Objective — The records that follow must be repeated verbatim, every one of them.

Chart and figure data:
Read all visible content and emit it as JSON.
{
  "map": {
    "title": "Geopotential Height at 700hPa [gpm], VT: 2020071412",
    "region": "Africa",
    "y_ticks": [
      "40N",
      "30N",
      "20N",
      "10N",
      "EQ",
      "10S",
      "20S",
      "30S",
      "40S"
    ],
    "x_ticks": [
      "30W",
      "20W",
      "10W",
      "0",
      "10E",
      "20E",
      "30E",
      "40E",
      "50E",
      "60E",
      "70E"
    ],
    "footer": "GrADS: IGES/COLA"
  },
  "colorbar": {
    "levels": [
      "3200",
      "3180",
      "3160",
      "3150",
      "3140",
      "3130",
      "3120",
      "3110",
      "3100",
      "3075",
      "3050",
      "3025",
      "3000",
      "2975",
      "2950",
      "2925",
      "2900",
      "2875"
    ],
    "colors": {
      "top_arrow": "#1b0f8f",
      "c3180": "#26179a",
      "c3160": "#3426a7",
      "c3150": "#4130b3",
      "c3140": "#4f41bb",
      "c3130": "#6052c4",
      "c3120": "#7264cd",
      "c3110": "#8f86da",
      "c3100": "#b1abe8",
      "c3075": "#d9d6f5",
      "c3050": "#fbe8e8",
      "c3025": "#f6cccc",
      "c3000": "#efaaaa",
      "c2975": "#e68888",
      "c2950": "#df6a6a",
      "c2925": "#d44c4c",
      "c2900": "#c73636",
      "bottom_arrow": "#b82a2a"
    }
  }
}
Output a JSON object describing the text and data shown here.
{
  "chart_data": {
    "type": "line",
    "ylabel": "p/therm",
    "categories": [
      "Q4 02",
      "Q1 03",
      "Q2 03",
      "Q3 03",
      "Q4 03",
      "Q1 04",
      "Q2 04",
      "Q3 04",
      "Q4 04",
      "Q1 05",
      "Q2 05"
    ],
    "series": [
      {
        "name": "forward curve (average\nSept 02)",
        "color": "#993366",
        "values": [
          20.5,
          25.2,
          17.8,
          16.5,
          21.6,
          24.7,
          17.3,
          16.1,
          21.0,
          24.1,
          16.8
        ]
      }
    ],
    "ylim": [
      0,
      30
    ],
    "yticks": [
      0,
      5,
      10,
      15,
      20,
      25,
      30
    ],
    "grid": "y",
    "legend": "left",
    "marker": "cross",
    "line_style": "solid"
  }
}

Solution for this exercise —
Read all visible content and emit it as JSON.
{
  "map": {
    "title": "Geopotential Height at 700hPa [gpm], VT: 2020071412",
    "region": "Africa",
    "y_ticks": [
      "40N",
      "30N",
      "20N",
      "10N",
      "EQ",
      "10S",
      "20S",
      "30S",
      "40S"
    ],
    "x_ticks": [
      "30W",
      "20W",
      "10W",
      "0",
      "10E",
      "20E",
      "30E",
      "40E",
      "50E",
      "60E",
      "70E"
    ],
    "footer": "GrADS: IGES/COLA"
  },
  "colorbar": {
    "levels": [
      "3200",
      "3180",
      "3160",
      "3150",
      "3140",
      "3130",
      "3120",
      "3110",
      "3100",
      "3075",
      "3050",
      "3025",
      "3000",
      "2975",
      "2950",
      "2925",
      "2900",
      "2875"
    ],
    "colors": {
      "top_arrow": "#1b0f8f",
      "c3180": "#26179a",
      "c3160": "#3426a7",
      "c3150": "#4130b3",
      "c3140": "#4f41bb",
      "c3130": "#6052c4",
      "c3120": "#7264cd",
      "c3110": "#8f86da",
      "c3100": "#b1abe8",
      "c3075": "#d9d6f5",
      "c3050": "#fbe8e8",
      "c3025": "#f6cccc",
      "c3000": "#efaaaa",
      "c2975": "#e68888",
      "c2950": "#df6a6a",
      "c2925": "#d44c4c",
      "c2900": "#c73636",
      "bottom_arrow": "#b82a2a"
    }
  }
}
Output a JSON object describing the text and data shown here.
{
  "chart_data": {
    "type": "line",
    "ylabel": "p/therm",
    "categories": [
      "Q4 02",
      "Q1 03",
      "Q2 03",
      "Q3 03",
      "Q4 03",
      "Q1 04",
      "Q2 04",
      "Q3 04",
      "Q4 04",
      "Q1 05",
      "Q2 05"
    ],
    "series": [
      {
        "name": "forward curve (average\nSept 02)",
        "color": "#993366",
        "values": [
          20.5,
          25.2,
          17.8,
          16.5,
          21.6,
          24.7,
          17.3,
          16.1,
          21.0,
          24.1,
          16.8
        ]
      }
    ],
    "ylim": [
      0,
      30
    ],
    "yticks": [
      0,
      5,
      10,
      15,
      20,
      25,
      30
    ],
    "grid": "y",
    "legend": "left",
    "marker": "cross",
    "line_style": "solid"
  }
}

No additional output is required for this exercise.